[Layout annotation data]
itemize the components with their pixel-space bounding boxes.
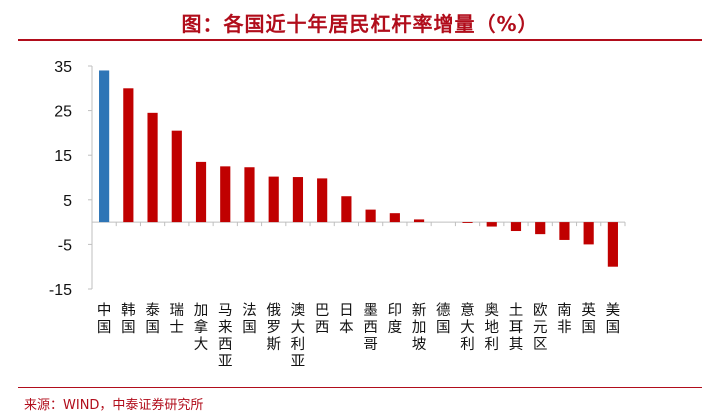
category-label: 法 — [242, 302, 257, 319]
bar — [317, 178, 328, 223]
category-label: 加 — [194, 302, 209, 319]
bar — [171, 130, 182, 223]
category-label: 国 — [436, 320, 451, 336]
bar — [559, 222, 570, 240]
category-label: 俄 — [266, 302, 281, 319]
y-tick-label: -15 — [49, 282, 72, 299]
category-label: 本 — [339, 319, 354, 336]
bar — [583, 222, 594, 245]
category-label: 元 — [533, 320, 548, 336]
category-label: 意 — [460, 301, 475, 319]
category-label: 欧 — [533, 302, 548, 319]
category-label: 耳 — [509, 320, 524, 336]
title-bar: 图：各国近十年居民杠杆率增量（%） — [0, 0, 720, 41]
category-label: 国 — [606, 320, 621, 336]
category-label: 国 — [121, 320, 136, 336]
bar — [292, 177, 304, 223]
category-label: 哥 — [363, 337, 378, 353]
category-label: 国 — [97, 320, 112, 336]
category-label: 德 — [436, 302, 451, 319]
category-label: 利 — [291, 336, 306, 353]
y-tick-label: 25 — [54, 104, 72, 121]
category-label: 奥 — [485, 302, 500, 319]
category-label: 土 — [509, 302, 524, 319]
category-label: 区 — [533, 337, 548, 353]
category-label: 马 — [218, 302, 233, 319]
category-label: 中 — [97, 302, 112, 319]
bar — [147, 112, 158, 223]
category-label: 英 — [581, 301, 596, 319]
category-label: 瑞 — [170, 302, 185, 319]
chart-title: 图：各国近十年居民杠杆率增量（%） — [181, 12, 539, 36]
bar — [486, 222, 497, 227]
category-label: 巴 — [315, 303, 330, 319]
bar — [195, 161, 207, 223]
bar — [510, 222, 522, 232]
category-label: 西 — [363, 320, 378, 336]
category-label: 国 — [145, 320, 160, 336]
category-label: 罗 — [266, 320, 281, 336]
category-label: 亚 — [291, 354, 306, 370]
bar — [220, 166, 231, 223]
y-tick-label: 35 — [54, 59, 72, 76]
category-label: 大 — [291, 319, 306, 336]
category-label: 非 — [557, 319, 572, 336]
category-label: 其 — [509, 336, 524, 353]
category-label: 澳 — [291, 302, 306, 319]
y-tick-label: 5 — [63, 193, 72, 210]
category-label: 来 — [218, 319, 233, 336]
bar — [462, 222, 473, 223]
bar — [607, 222, 618, 267]
bar — [413, 219, 425, 223]
category-label: 南 — [557, 302, 572, 319]
bar — [268, 176, 279, 223]
category-label: 大 — [460, 319, 475, 336]
category-label: 士 — [170, 319, 185, 336]
category-label: 墨 — [363, 303, 378, 319]
category-label: 国 — [242, 320, 257, 336]
category-label: 拿 — [194, 318, 209, 336]
footer-divider — [18, 387, 702, 388]
category-label: 坡 — [412, 336, 427, 353]
bar — [389, 213, 400, 223]
category-label: 国 — [581, 320, 596, 336]
bar — [365, 209, 376, 223]
category-label: 日 — [339, 303, 354, 319]
bar — [99, 70, 110, 223]
bar — [341, 196, 352, 223]
bar — [244, 167, 255, 223]
category-label: 新 — [412, 302, 427, 319]
category-label: 度 — [388, 319, 403, 336]
category-label: 利 — [460, 336, 475, 353]
category-label: 斯 — [266, 336, 281, 353]
y-tick-label: 15 — [54, 148, 72, 165]
category-label: 印 — [388, 302, 403, 319]
category-label: 韩 — [121, 302, 136, 319]
category-label: 地 — [485, 319, 500, 336]
category-label: 美 — [606, 302, 621, 319]
bar — [123, 88, 134, 223]
y-tick-label: -5 — [58, 237, 72, 254]
category-label: 西 — [315, 320, 330, 336]
category-label: 大 — [194, 336, 209, 353]
category-label: 利 — [485, 336, 500, 353]
category-label: 西 — [218, 337, 233, 353]
source-note: 来源：WIND，中泰证券研究所 — [24, 398, 204, 413]
bar — [535, 222, 546, 235]
category-label: 加 — [412, 319, 427, 336]
category-label: 泰 — [145, 302, 160, 319]
title-divider — [18, 39, 702, 41]
category-label: 亚 — [218, 354, 233, 370]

WRITTEN REQUEST:
Could you edit the data above by changing every "category-label" to "axis-label", keeping everything else the same and leaving out the picture?

WRITTEN RESPONSE:
itemize the components with their pixel-space bounding boxes.
axis-label: 法 — [242, 302, 257, 319]
bar — [317, 178, 328, 223]
axis-label: 加 — [194, 302, 209, 319]
bar — [171, 130, 182, 223]
axis-label: 国 — [436, 320, 451, 336]
bar — [559, 222, 570, 240]
axis-label: 俄 — [266, 302, 281, 319]
y-tick-label: -15 — [49, 282, 72, 299]
axis-label: 本 — [339, 319, 354, 336]
bar — [583, 222, 594, 245]
axis-label: 元 — [533, 320, 548, 336]
axis-label: 意 — [460, 301, 475, 319]
axis-label: 欧 — [533, 302, 548, 319]
axis-label: 耳 — [509, 320, 524, 336]
title-bar: 图：各国近十年居民杠杆率增量（%） — [0, 0, 720, 41]
axis-label: 国 — [606, 320, 621, 336]
axis-label: 国 — [121, 320, 136, 336]
bar — [292, 177, 304, 223]
axis-label: 哥 — [363, 337, 378, 353]
axis-label: 国 — [97, 320, 112, 336]
axis-label: 德 — [436, 302, 451, 319]
axis-label: 利 — [291, 336, 306, 353]
y-tick-label: 25 — [54, 104, 72, 121]
axis-label: 奥 — [485, 302, 500, 319]
axis-label: 土 — [509, 302, 524, 319]
axis-label: 区 — [533, 337, 548, 353]
axis-label: 马 — [218, 302, 233, 319]
axis-label: 中 — [97, 302, 112, 319]
bar — [147, 112, 158, 223]
axis-label: 英 — [581, 301, 596, 319]
axis-label: 瑞 — [170, 302, 185, 319]
chart-title: 图：各国近十年居民杠杆率增量（%） — [181, 12, 539, 36]
bar — [486, 222, 497, 227]
axis-label: 巴 — [315, 303, 330, 319]
bar — [195, 161, 207, 223]
bar — [510, 222, 522, 232]
axis-label: 西 — [363, 320, 378, 336]
axis-label: 国 — [145, 320, 160, 336]
axis-label: 罗 — [266, 320, 281, 336]
axis-label: 亚 — [291, 354, 306, 370]
bar — [220, 166, 231, 223]
y-tick-label: 35 — [54, 59, 72, 76]
axis-label: 大 — [291, 319, 306, 336]
axis-label: 非 — [557, 319, 572, 336]
axis-label: 其 — [509, 336, 524, 353]
axis-label: 澳 — [291, 302, 306, 319]
y-tick-label: 5 — [63, 193, 72, 210]
axis-label: 来 — [218, 319, 233, 336]
bar — [462, 222, 473, 223]
bar — [607, 222, 618, 267]
bar — [413, 219, 425, 223]
axis-label: 南 — [557, 302, 572, 319]
bar — [268, 176, 279, 223]
axis-label: 大 — [460, 319, 475, 336]
axis-label: 士 — [170, 319, 185, 336]
axis-label: 墨 — [363, 303, 378, 319]
axis-label: 国 — [242, 320, 257, 336]
axis-label: 拿 — [194, 318, 209, 336]
footer-divider — [18, 387, 702, 388]
axis-label: 坡 — [412, 336, 427, 353]
bar — [389, 213, 400, 223]
axis-label: 国 — [581, 320, 596, 336]
bar — [365, 209, 376, 223]
axis-label: 日 — [339, 303, 354, 319]
bar — [99, 70, 110, 223]
bar — [341, 196, 352, 223]
bar — [244, 167, 255, 223]
axis-label: 新 — [412, 302, 427, 319]
axis-label: 度 — [388, 319, 403, 336]
axis-label: 利 — [460, 336, 475, 353]
axis-label: 斯 — [266, 336, 281, 353]
y-tick-label: 15 — [54, 148, 72, 165]
axis-label: 印 — [388, 302, 403, 319]
axis-label: 韩 — [121, 302, 136, 319]
axis-label: 地 — [485, 319, 500, 336]
axis-label: 美 — [606, 302, 621, 319]
bar — [123, 88, 134, 223]
y-tick-label: -5 — [58, 237, 72, 254]
axis-label: 西 — [315, 320, 330, 336]
axis-label: 大 — [194, 336, 209, 353]
axis-label: 利 — [485, 336, 500, 353]
axis-label: 西 — [218, 337, 233, 353]
source-note: 来源：WIND，中泰证券研究所 — [24, 398, 204, 413]
bar — [535, 222, 546, 235]
axis-label: 加 — [412, 319, 427, 336]
axis-label: 泰 — [145, 302, 160, 319]
title-divider — [18, 39, 702, 41]
axis-label: 亚 — [218, 354, 233, 370]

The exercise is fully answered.